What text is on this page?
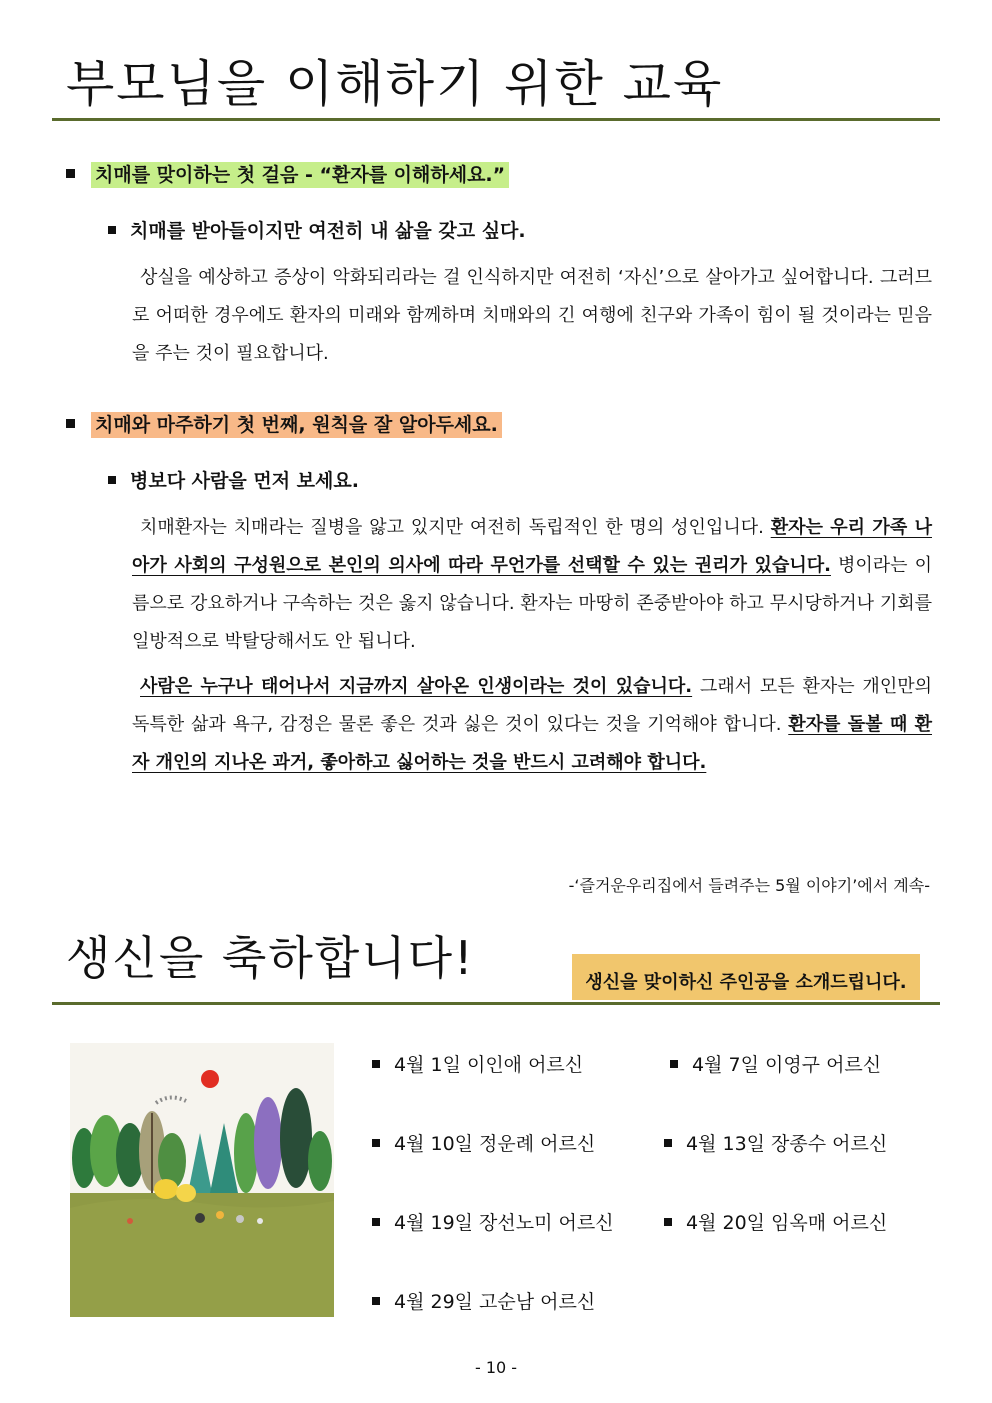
부모님을 이해하기 위한 교육
치매를 맞이하는 첫 걸음 - “환자를 이해하세요.”
치매를 받아들이지만 여전히 내 삶을 갖고 싶다.

상실을 예상하고 증상이 악화되리라는 걸 인식하지만 여전히 ‘자신’으로 살아가고 싶어합니다. 그러므로 어떠한 경우에도 환자의 미래와 함께하며 치매와의 긴 여행에 친구와 가족이 힘이 될 것이라는 믿음을 주는 것이 필요합니다.

치매와 마주하기 첫 번째, 원칙을 잘 알아두세요.
병보다 사람을 먼저 보세요.

치매환자는 치매라는 질병을 앓고 있지만 여전히 독립적인 한 명의 성인입니다. 환자는 우리 가족 나아가 사회의 구성원으로 본인의 의사에 따라 무언가를 선택할 수 있는 권리가 있습니다. 병이라는 이름으로 강요하거나 구속하는 것은 옳지 않습니다. 환자는 마땅히 존중받아야 하고 무시당하거나 기회를 일방적으로 박탈당해서도 안 됩니다.

사람은 누구나 태어나서 지금까지 살아온 인생이라는 것이 있습니다. 그래서 모든 환자는 개인만의 독특한 삶과 욕구, 감정은 물론 좋은 것과 싫은 것이 있다는 것을 기억해야 합니다. 환자를 돌볼 때 환자 개인의 지나온 과거, 좋아하고 싫어하는 것을 반드시 고려해야 합니다.

-‘즐거운우리집에서 들려주는 5월 이야기’에서 계속-
생신을 축하합니다!	생신을 맞이하신 주인공을 소개드립니다.
4월 1일 이인애 어르신	4월 7일 이영구 어르신
4월 10일 정운례 어르신	4월 13일 장종수 어르신
4월 19일 장선노미 어르신	4월 20일 임옥매 어르신
4월 29일 고순남 어르신
- 10 -
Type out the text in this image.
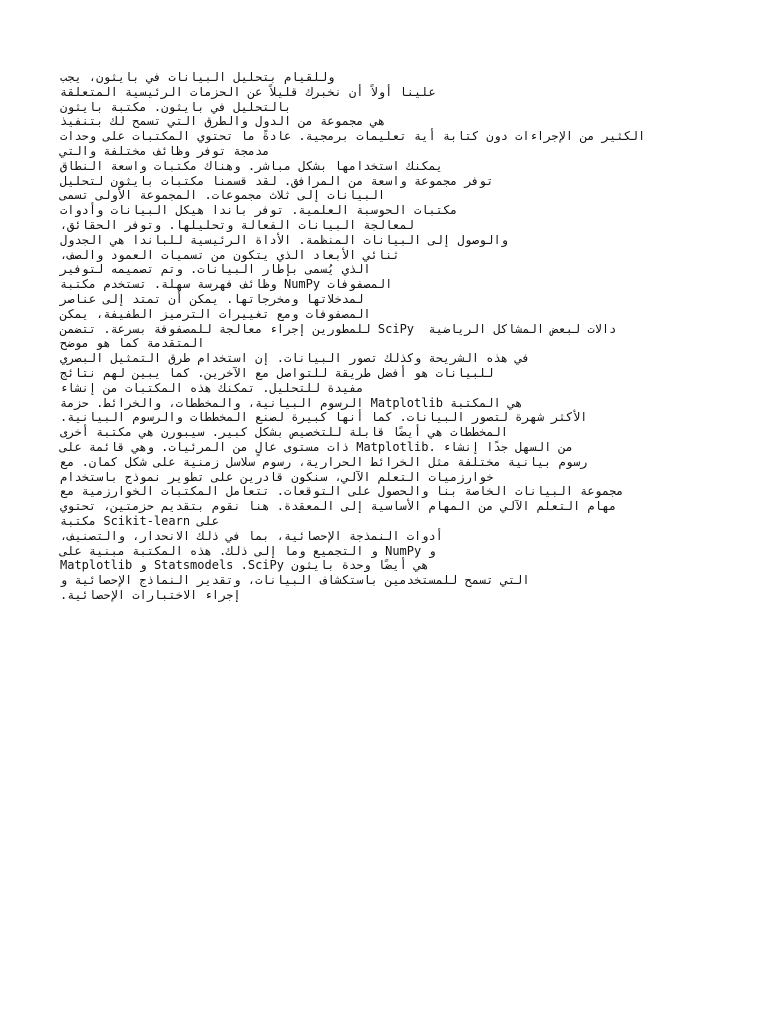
وللقيام بتحليل البيانات في بايثون، يجب
علينا أولاً أن نخبرك قليلاً عن الحزمات الرئيسية المتعلقة
بالتحليل في بايثون. مكتبة بايثون
هي مجموعة من الدول والطرق التي تسمح لك بتنفيذ
الكثير من الإجراءات دون كتابة أية تعليمات برمجية. عادةً ما تحتوي المكتبات على وحدات
مدمجة توفر وظائف مختلفة والتي
يمكنك استخدامها بشكل مباشر. وهناك مكتبات واسعة النطاق
توفر مجموعة واسعة من المرافق. لقد قسمنا مكتبات بايثون لتحليل
البيانات إلى ثلاث مجموعات. المجموعة الأولى تسمى
مكتبات الحوسبة العلمية. توفر باندا هيكل البيانات وأدوات
لمعالجة البيانات الفعالة وتحليلها. وتوفر الحقائق،
والوصول إلى البيانات المنظمة. الأداة الرئيسية للباندا هي الجدول
ثنائي الأبعاد الذي يتكون من تسميات العمود والصف،
الذي يُسمى بإطار البيانات. وتم تصميمه لتوفير
المصفوفات NumPy وظائف فهرسة سهلة. تستخدم مكتبة
لمدخلاتها ومخرجاتها. يمكن أن تمتد إلى عناصر
المصفوفات ومع تغييرات الترميز الطفيفة، يمكن
دالات لبعض المشاكل الرياضية  SciPy للمطورين إجراء معالجة للمصفوفة بسرعة. تتضمن
المتقدمة كما هو موضح
في هذه الشريحة وكذلك تصور البيانات. إن استخدام طرق التمثيل البصري
للبيانات هو أفضل طريقة للتواصل مع الآخرين. كما يبين لهم نتائج
مفيدة للتحليل. تمكنك هذه المكتبات من إنشاء
هي المكتبة Matplotlib الرسوم البيانية، والمخططات، والخرائط. حزمة
الأكثر شهرة لتصور البيانات. كما أنها كبيرة لصنع المخططات والرسوم البيانية.
المخططات هي أيضًا قابلة للتخصيص بشكل كبير. سيبورن هي مكتبة أخرى
من السهل جدًا إنشاء .Matplotlib ذات مستوى عالٍ من المرئيات. وهي قائمة على
رسوم بيانية مختلفة مثل الخرائط الحرارية، رسوم سلاسل زمنية على شكل كمان. مع
خوارزميات التعلم الآلي، سنكون قادرين على تطوير نموذج باستخدام
مجموعة البيانات الخاصة بنا والحصول على التوقعات. تتعامل المكتبات الخوارزمية مع
مهام التعلم الآلي من المهام الأساسية إلى المعقدة. هنا نقوم بتقديم حزمتين، تحتوي
على Scikit-learn مكتبة
أدوات النمذجة الإحصائية، بما في ذلك الانحدار، والتصنيف،
و NumPy و التجميع وما إلى ذلك. هذه المكتبة مبنية على
هي أيضًا وحدة بايثون Statsmodels .SciPy و Matplotlib
التي تسمح للمستخدمين باستكشاف البيانات، وتقدير النماذج الإحصائية و
إجراء الاختبارات الإحصائية.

PROBLEM TO WORK ON – Which lines include the word "المصفوفات"? Copy every one of them.

SOLUTION TO THIS PROBLEM –
المصفوفات NumPy وظائف فهرسة سهلة. تستخدم مكتبة
المصفوفات ومع تغييرات الترميز الطفيفة، يمكن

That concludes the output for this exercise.